====== GIVEN INFORMATION

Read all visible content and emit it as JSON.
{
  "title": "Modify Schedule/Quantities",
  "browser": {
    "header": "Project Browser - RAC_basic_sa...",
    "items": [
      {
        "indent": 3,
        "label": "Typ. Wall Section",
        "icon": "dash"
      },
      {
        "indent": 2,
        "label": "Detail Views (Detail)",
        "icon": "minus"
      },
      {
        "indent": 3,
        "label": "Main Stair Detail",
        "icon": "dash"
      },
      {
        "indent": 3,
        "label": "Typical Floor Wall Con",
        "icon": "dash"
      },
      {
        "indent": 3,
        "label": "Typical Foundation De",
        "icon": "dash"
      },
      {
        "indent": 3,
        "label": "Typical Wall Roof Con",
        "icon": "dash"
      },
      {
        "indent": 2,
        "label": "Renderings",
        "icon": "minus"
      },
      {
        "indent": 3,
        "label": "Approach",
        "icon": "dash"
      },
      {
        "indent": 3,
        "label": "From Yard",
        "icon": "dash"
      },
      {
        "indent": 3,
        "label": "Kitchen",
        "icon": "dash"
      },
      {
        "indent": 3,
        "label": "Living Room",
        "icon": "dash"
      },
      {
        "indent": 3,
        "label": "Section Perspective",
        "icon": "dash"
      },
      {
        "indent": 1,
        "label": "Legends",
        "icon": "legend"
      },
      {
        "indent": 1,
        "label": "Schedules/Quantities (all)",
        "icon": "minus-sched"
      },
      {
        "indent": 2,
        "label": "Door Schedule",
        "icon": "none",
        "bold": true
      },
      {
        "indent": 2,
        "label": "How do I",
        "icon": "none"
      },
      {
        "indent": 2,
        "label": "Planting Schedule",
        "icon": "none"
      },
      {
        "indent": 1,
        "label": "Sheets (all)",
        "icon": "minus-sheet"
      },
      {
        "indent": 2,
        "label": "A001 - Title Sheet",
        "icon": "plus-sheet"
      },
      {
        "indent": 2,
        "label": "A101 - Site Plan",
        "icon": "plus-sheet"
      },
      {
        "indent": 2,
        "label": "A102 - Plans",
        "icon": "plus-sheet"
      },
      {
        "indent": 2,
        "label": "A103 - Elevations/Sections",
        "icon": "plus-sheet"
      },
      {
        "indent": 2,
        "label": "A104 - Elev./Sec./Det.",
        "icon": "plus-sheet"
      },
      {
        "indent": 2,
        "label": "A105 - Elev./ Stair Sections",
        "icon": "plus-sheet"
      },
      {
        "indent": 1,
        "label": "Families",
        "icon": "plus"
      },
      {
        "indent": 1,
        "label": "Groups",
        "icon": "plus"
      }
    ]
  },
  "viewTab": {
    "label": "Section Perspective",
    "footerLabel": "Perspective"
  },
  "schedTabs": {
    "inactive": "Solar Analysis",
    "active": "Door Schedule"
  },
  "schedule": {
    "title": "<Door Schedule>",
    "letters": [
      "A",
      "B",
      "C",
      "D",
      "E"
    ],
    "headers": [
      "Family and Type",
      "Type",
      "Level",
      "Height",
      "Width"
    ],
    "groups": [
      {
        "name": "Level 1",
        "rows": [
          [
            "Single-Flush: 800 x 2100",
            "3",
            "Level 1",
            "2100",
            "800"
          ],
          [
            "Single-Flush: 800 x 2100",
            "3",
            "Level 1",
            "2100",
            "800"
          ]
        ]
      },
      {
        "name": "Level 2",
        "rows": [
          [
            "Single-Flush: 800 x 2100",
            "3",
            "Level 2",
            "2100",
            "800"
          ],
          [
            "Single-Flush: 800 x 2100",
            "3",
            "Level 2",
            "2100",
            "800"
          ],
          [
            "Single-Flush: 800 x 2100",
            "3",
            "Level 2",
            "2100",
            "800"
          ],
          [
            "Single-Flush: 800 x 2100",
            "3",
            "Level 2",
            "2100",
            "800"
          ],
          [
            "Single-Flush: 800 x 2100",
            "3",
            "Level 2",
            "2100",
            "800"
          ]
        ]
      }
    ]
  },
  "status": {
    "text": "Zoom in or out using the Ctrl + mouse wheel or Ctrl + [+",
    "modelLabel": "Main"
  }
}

============

*TASK TO COMPLETE*
Return the entries above exactly as they appear.

*CORRECT RESPONSE*
Read all visible content and emit it as JSON.
{
  "title": "Modify Schedule/Quantities",
  "browser": {
    "header": "Project Browser - RAC_basic_sa...",
    "items": [
      {
        "indent": 3,
        "label": "Typ. Wall Section",
        "icon": "dash"
      },
      {
        "indent": 2,
        "label": "Detail Views (Detail)",
        "icon": "minus"
      },
      {
        "indent": 3,
        "label": "Main Stair Detail",
        "icon": "dash"
      },
      {
        "indent": 3,
        "label": "Typical Floor Wall Con",
        "icon": "dash"
      },
      {
        "indent": 3,
        "label": "Typical Foundation De",
        "icon": "dash"
      },
      {
        "indent": 3,
        "label": "Typical Wall Roof Con",
        "icon": "dash"
      },
      {
        "indent": 2,
        "label": "Renderings",
        "icon": "minus"
      },
      {
        "indent": 3,
        "label": "Approach",
        "icon": "dash"
      },
      {
        "indent": 3,
        "label": "From Yard",
        "icon": "dash"
      },
      {
        "indent": 3,
        "label": "Kitchen",
        "icon": "dash"
      },
      {
        "indent": 3,
        "label": "Living Room",
        "icon": "dash"
      },
      {
        "indent": 3,
        "label": "Section Perspective",
        "icon": "dash"
      },
      {
        "indent": 1,
        "label": "Legends",
        "icon": "legend"
      },
      {
        "indent": 1,
        "label": "Schedules/Quantities (all)",
        "icon": "minus-sched"
      },
      {
        "indent": 2,
        "label": "Door Schedule",
        "icon": "none",
        "bold": true
      },
      {
        "indent": 2,
        "label": "How do I",
        "icon": "none"
      },
      {
        "indent": 2,
        "label": "Planting Schedule",
        "icon": "none"
      },
      {
        "indent": 1,
        "label": "Sheets (all)",
        "icon": "minus-sheet"
      },
      {
        "indent": 2,
        "label": "A001 - Title Sheet",
        "icon": "plus-sheet"
      },
      {
        "indent": 2,
        "label": "A101 - Site Plan",
        "icon": "plus-sheet"
      },
      {
        "indent": 2,
        "label": "A102 - Plans",
        "icon": "plus-sheet"
      },
      {
        "indent": 2,
        "label": "A103 - Elevations/Sections",
        "icon": "plus-sheet"
      },
      {
        "indent": 2,
        "label": "A104 - Elev./Sec./Det.",
        "icon": "plus-sheet"
      },
      {
        "indent": 2,
        "label": "A105 - Elev./ Stair Sections",
        "icon": "plus-sheet"
      },
      {
        "indent": 1,
        "label": "Families",
        "icon": "plus"
      },
      {
        "indent": 1,
        "label": "Groups",
        "icon": "plus"
      }
    ]
  },
  "viewTab": {
    "label": "Section Perspective",
    "footerLabel": "Perspective"
  },
  "schedTabs": {
    "inactive": "Solar Analysis",
    "active": "Door Schedule"
  },
  "schedule": {
    "title": "<Door Schedule>",
    "letters": [
      "A",
      "B",
      "C",
      "D",
      "E"
    ],
    "headers": [
      "Family and Type",
      "Type",
      "Level",
      "Height",
      "Width"
    ],
    "groups": [
      {
        "name": "Level 1",
        "rows": [
          [
            "Single-Flush: 800 x 2100",
            "3",
            "Level 1",
            "2100",
            "800"
          ],
          [
            "Single-Flush: 800 x 2100",
            "3",
            "Level 1",
            "2100",
            "800"
          ]
        ]
      },
      {
        "name": "Level 2",
        "rows": [
          [
            "Single-Flush: 800 x 2100",
            "3",
            "Level 2",
            "2100",
            "800"
          ],
          [
            "Single-Flush: 800 x 2100",
            "3",
            "Level 2",
            "2100",
            "800"
          ],
          [
            "Single-Flush: 800 x 2100",
            "3",
            "Level 2",
            "2100",
            "800"
          ],
          [
            "Single-Flush: 800 x 2100",
            "3",
            "Level 2",
            "2100",
            "800"
          ],
          [
            "Single-Flush: 800 x 2100",
            "3",
            "Level 2",
            "2100",
            "800"
          ]
        ]
      }
    ]
  },
  "status": {
    "text": "Zoom in or out using the Ctrl + mouse wheel or Ctrl + [+",
    "modelLabel": "Main"
  }
}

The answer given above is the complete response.